%%

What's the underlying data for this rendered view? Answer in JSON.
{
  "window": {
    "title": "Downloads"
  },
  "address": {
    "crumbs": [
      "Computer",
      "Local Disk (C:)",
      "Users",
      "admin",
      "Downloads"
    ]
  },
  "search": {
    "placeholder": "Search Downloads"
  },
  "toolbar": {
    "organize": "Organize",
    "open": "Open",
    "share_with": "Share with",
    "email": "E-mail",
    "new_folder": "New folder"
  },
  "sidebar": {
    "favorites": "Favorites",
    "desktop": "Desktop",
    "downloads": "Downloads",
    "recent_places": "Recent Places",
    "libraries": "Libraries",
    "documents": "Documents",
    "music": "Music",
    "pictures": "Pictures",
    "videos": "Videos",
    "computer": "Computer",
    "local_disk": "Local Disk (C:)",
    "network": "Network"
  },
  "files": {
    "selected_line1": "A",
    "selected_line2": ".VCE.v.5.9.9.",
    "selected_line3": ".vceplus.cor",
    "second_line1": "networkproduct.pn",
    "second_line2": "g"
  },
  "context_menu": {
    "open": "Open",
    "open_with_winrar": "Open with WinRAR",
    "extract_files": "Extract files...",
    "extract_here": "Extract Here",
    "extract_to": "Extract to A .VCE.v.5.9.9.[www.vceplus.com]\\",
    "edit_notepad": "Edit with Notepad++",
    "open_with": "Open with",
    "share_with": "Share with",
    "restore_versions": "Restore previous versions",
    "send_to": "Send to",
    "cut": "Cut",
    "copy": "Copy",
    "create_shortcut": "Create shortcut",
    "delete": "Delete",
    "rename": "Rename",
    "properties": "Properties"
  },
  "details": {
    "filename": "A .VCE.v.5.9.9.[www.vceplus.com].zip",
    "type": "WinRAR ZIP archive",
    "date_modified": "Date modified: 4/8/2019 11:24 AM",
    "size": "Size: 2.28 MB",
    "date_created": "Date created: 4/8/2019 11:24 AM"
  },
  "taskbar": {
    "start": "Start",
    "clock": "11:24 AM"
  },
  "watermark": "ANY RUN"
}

%%

From the first line to the last, please quote the material above exactly.

→ **THE COMPLETED TASK**:
What's the underlying data for this rendered view? Answer in JSON.
{
  "window": {
    "title": "Downloads"
  },
  "address": {
    "crumbs": [
      "Computer",
      "Local Disk (C:)",
      "Users",
      "admin",
      "Downloads"
    ]
  },
  "search": {
    "placeholder": "Search Downloads"
  },
  "toolbar": {
    "organize": "Organize",
    "open": "Open",
    "share_with": "Share with",
    "email": "E-mail",
    "new_folder": "New folder"
  },
  "sidebar": {
    "favorites": "Favorites",
    "desktop": "Desktop",
    "downloads": "Downloads",
    "recent_places": "Recent Places",
    "libraries": "Libraries",
    "documents": "Documents",
    "music": "Music",
    "pictures": "Pictures",
    "videos": "Videos",
    "computer": "Computer",
    "local_disk": "Local Disk (C:)",
    "network": "Network"
  },
  "files": {
    "selected_line1": "A",
    "selected_line2": ".VCE.v.5.9.9.",
    "selected_line3": ".vceplus.cor",
    "second_line1": "networkproduct.pn",
    "second_line2": "g"
  },
  "context_menu": {
    "open": "Open",
    "open_with_winrar": "Open with WinRAR",
    "extract_files": "Extract files...",
    "extract_here": "Extract Here",
    "extract_to": "Extract to A .VCE.v.5.9.9.[www.vceplus.com]\\",
    "edit_notepad": "Edit with Notepad++",
    "open_with": "Open with",
    "share_with": "Share with",
    "restore_versions": "Restore previous versions",
    "send_to": "Send to",
    "cut": "Cut",
    "copy": "Copy",
    "create_shortcut": "Create shortcut",
    "delete": "Delete",
    "rename": "Rename",
    "properties": "Properties"
  },
  "details": {
    "filename": "A .VCE.v.5.9.9.[www.vceplus.com].zip",
    "type": "WinRAR ZIP archive",
    "date_modified": "Date modified: 4/8/2019 11:24 AM",
    "size": "Size: 2.28 MB",
    "date_created": "Date created: 4/8/2019 11:24 AM"
  },
  "taskbar": {
    "start": "Start",
    "clock": "11:24 AM"
  },
  "watermark": "ANY RUN"
}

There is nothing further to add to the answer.